Task brief:
Below are some entries. Copy each line that holds the string "Prewhitening".

Items:
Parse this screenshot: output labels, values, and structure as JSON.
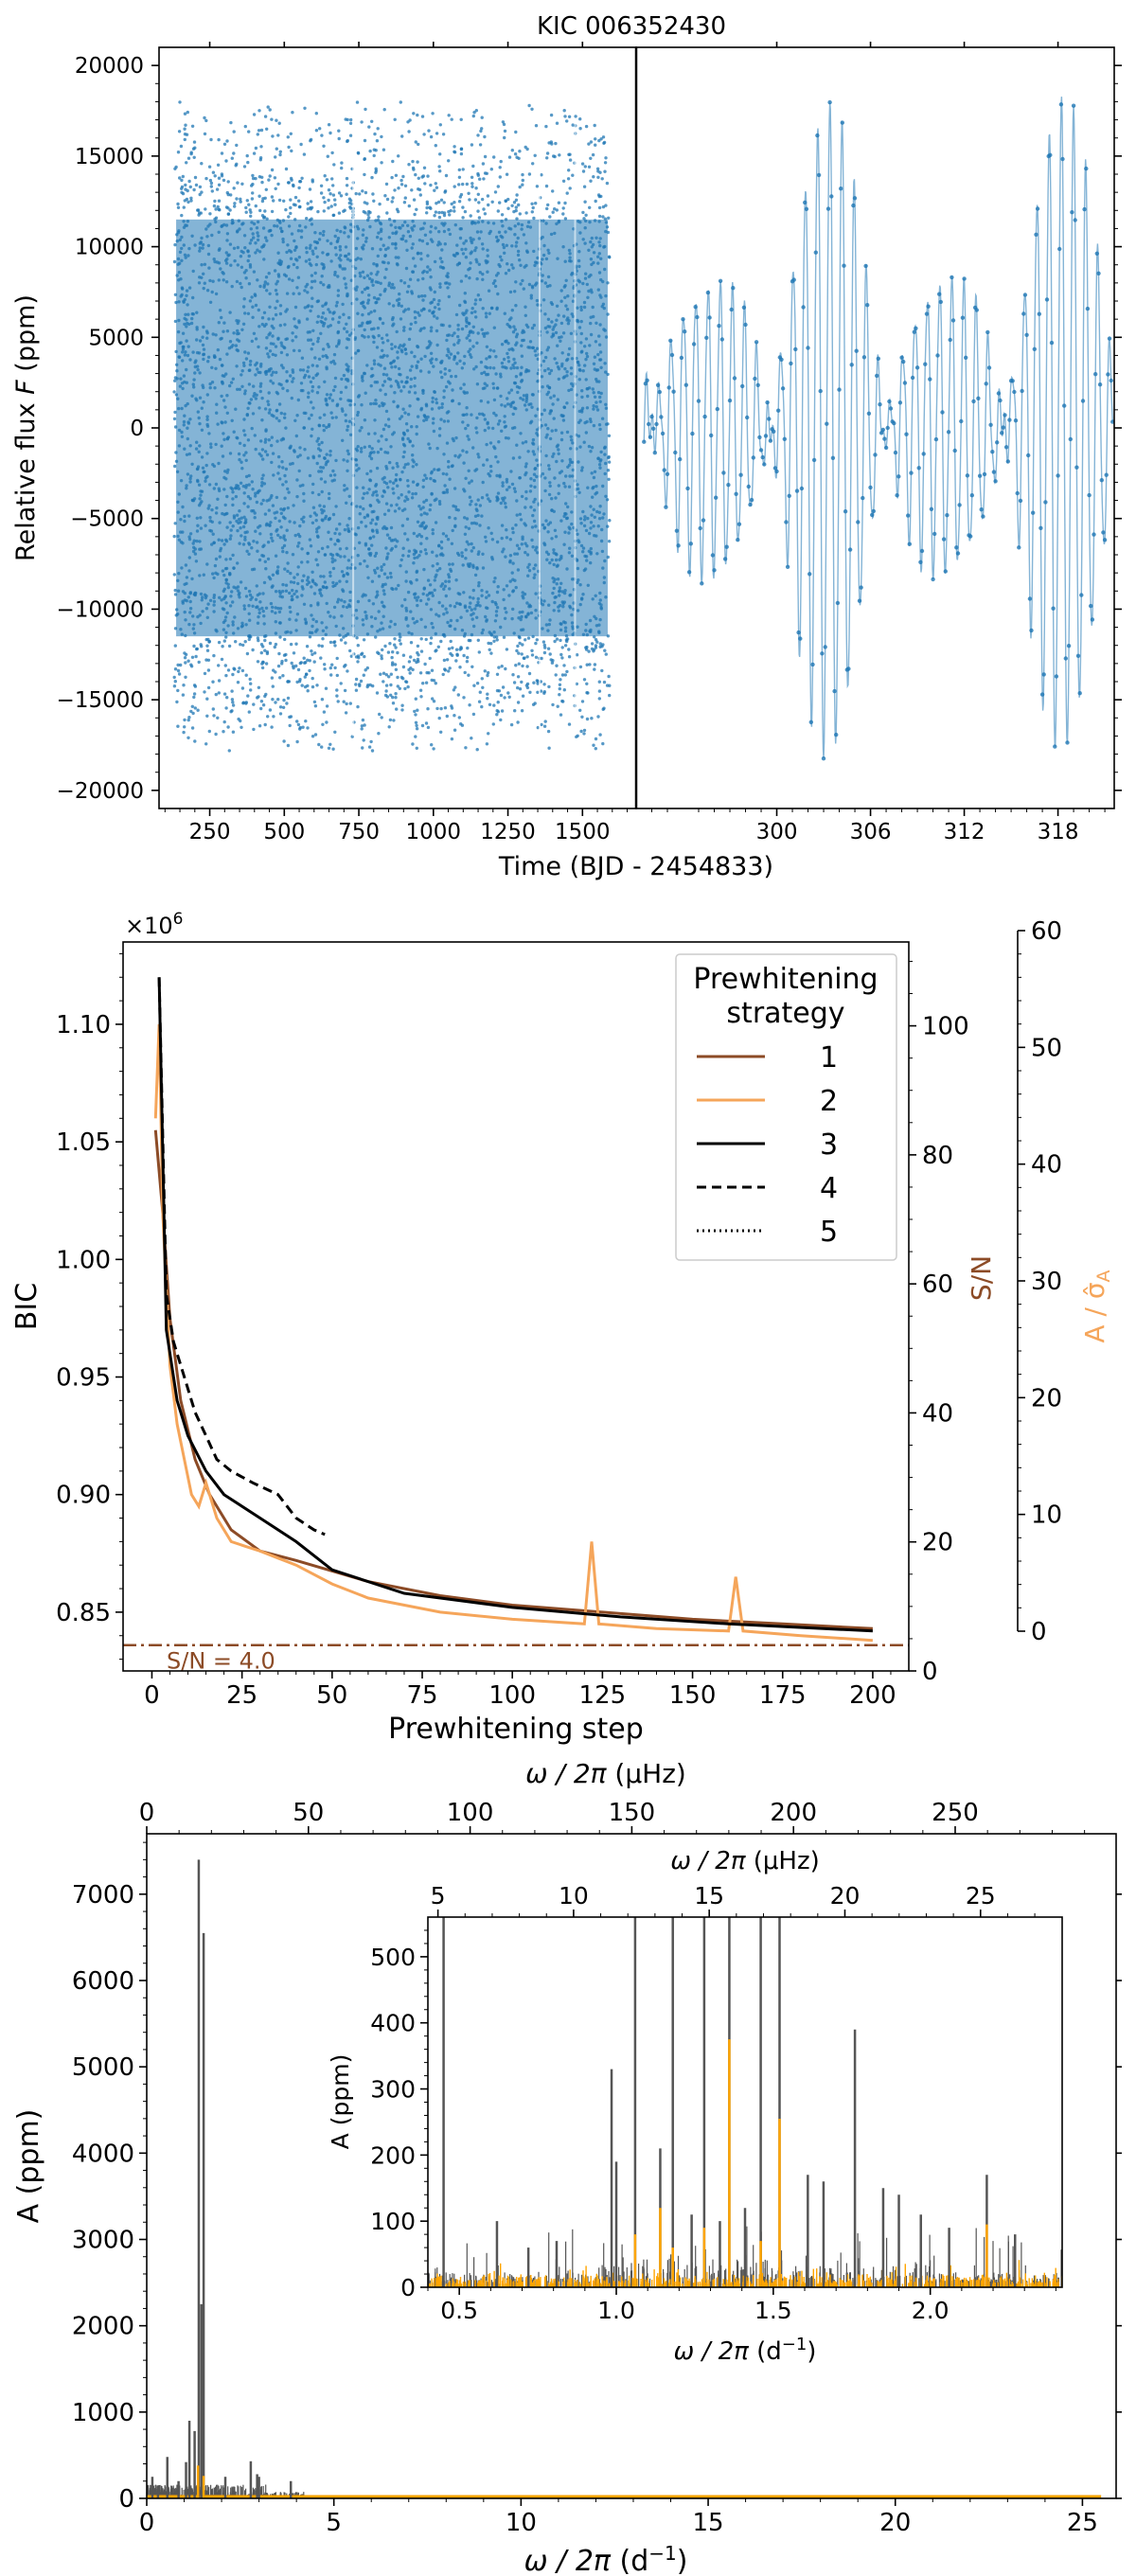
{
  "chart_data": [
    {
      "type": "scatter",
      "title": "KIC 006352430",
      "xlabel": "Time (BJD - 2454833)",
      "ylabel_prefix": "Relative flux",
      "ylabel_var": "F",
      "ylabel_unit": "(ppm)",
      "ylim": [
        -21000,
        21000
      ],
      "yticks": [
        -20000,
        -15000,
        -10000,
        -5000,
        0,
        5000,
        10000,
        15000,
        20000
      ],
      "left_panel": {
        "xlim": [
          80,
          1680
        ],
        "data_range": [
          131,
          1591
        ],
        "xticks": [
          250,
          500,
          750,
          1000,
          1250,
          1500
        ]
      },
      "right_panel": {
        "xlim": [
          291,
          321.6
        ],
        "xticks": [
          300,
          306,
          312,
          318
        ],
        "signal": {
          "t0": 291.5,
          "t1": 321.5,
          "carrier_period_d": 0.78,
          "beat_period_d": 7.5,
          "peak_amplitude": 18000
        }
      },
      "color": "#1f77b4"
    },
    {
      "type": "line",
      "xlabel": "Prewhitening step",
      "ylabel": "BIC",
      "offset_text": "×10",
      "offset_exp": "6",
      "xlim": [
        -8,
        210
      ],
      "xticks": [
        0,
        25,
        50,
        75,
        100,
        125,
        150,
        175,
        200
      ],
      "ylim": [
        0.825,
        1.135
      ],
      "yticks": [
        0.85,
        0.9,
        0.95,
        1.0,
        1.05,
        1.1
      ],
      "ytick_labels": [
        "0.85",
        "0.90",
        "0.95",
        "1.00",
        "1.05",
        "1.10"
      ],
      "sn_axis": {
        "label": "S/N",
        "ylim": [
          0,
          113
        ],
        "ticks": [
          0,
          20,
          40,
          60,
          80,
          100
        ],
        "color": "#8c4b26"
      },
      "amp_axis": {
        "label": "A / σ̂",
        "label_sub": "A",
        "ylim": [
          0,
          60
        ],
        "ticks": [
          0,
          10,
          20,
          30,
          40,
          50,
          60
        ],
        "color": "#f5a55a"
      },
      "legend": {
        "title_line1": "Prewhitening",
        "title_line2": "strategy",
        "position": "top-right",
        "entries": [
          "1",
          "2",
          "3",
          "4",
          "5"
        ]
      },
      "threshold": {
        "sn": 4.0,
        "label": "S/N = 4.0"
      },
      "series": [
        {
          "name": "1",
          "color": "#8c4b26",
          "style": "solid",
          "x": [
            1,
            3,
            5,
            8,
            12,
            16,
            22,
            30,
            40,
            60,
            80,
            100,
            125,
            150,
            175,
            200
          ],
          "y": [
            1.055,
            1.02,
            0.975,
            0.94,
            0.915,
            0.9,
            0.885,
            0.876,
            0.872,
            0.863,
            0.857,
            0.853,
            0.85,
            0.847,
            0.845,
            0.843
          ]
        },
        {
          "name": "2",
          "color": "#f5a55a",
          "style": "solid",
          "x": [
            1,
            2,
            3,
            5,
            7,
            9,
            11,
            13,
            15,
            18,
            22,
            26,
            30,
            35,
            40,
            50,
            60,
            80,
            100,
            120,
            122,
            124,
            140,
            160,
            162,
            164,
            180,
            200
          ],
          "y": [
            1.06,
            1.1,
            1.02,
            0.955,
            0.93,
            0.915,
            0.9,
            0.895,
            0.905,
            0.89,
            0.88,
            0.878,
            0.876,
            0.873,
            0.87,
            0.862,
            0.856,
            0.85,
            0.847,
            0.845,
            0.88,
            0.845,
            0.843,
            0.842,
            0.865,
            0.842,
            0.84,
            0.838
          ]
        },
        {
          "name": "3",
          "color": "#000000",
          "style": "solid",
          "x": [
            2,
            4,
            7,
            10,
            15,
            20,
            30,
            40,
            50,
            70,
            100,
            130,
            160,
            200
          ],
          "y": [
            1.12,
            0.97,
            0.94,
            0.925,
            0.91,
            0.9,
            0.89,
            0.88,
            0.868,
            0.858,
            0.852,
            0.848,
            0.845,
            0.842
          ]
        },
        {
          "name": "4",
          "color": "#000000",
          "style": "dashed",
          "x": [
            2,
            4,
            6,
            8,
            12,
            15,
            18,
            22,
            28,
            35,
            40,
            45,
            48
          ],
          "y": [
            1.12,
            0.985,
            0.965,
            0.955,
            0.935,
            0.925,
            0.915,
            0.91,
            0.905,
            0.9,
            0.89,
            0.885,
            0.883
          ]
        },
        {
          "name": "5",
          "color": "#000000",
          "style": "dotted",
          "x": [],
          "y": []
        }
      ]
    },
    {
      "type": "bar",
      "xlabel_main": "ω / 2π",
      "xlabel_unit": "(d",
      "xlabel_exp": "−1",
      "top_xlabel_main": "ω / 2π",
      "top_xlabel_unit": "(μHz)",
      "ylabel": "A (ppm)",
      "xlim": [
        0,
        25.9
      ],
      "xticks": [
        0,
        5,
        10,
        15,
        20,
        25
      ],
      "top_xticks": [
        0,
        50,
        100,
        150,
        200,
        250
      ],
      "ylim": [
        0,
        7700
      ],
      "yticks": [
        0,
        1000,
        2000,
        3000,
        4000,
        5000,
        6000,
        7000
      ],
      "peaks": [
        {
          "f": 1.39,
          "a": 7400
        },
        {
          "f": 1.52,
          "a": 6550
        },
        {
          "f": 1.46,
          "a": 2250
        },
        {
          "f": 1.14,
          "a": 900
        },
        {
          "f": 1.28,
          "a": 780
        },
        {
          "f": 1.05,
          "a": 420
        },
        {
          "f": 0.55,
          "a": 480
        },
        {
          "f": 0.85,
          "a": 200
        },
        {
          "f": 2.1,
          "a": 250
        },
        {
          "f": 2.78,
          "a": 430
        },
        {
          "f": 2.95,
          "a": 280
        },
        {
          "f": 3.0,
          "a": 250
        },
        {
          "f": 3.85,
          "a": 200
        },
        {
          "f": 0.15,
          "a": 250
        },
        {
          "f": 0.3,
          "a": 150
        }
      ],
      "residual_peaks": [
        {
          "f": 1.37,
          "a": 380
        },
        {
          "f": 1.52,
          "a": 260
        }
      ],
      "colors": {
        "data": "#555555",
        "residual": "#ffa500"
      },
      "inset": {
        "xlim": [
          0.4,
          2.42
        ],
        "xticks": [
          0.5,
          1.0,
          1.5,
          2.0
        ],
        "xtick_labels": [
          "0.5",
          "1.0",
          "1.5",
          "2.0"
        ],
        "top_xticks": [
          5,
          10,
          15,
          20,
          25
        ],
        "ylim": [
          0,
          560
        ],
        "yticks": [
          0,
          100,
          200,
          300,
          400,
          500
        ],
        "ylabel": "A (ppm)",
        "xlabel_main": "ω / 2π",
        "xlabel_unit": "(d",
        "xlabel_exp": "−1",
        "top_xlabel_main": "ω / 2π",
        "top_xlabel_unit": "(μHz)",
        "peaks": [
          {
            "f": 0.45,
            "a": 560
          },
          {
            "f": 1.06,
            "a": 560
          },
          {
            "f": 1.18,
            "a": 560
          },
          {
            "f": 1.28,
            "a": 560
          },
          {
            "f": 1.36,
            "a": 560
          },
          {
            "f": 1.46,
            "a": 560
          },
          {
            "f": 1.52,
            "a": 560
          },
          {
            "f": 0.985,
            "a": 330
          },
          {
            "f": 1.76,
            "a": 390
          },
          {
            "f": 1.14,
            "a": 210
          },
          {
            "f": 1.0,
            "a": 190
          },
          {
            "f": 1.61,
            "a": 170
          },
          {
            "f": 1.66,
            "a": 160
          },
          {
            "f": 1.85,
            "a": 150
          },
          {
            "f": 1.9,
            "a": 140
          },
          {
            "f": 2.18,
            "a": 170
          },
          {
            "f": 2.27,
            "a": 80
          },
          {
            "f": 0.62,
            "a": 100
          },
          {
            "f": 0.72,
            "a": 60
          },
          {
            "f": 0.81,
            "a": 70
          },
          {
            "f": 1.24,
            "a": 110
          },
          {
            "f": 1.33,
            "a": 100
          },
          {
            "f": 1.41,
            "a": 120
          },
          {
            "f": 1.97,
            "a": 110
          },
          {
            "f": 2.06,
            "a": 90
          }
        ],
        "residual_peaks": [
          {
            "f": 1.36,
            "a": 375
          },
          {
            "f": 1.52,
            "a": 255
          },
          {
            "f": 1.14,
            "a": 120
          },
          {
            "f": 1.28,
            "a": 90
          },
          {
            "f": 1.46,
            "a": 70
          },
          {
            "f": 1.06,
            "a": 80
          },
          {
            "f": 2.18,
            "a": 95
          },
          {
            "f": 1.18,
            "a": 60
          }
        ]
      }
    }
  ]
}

Reply:
      "xlabel": "Prewhitening step",
        "title_line1": "Prewhitening",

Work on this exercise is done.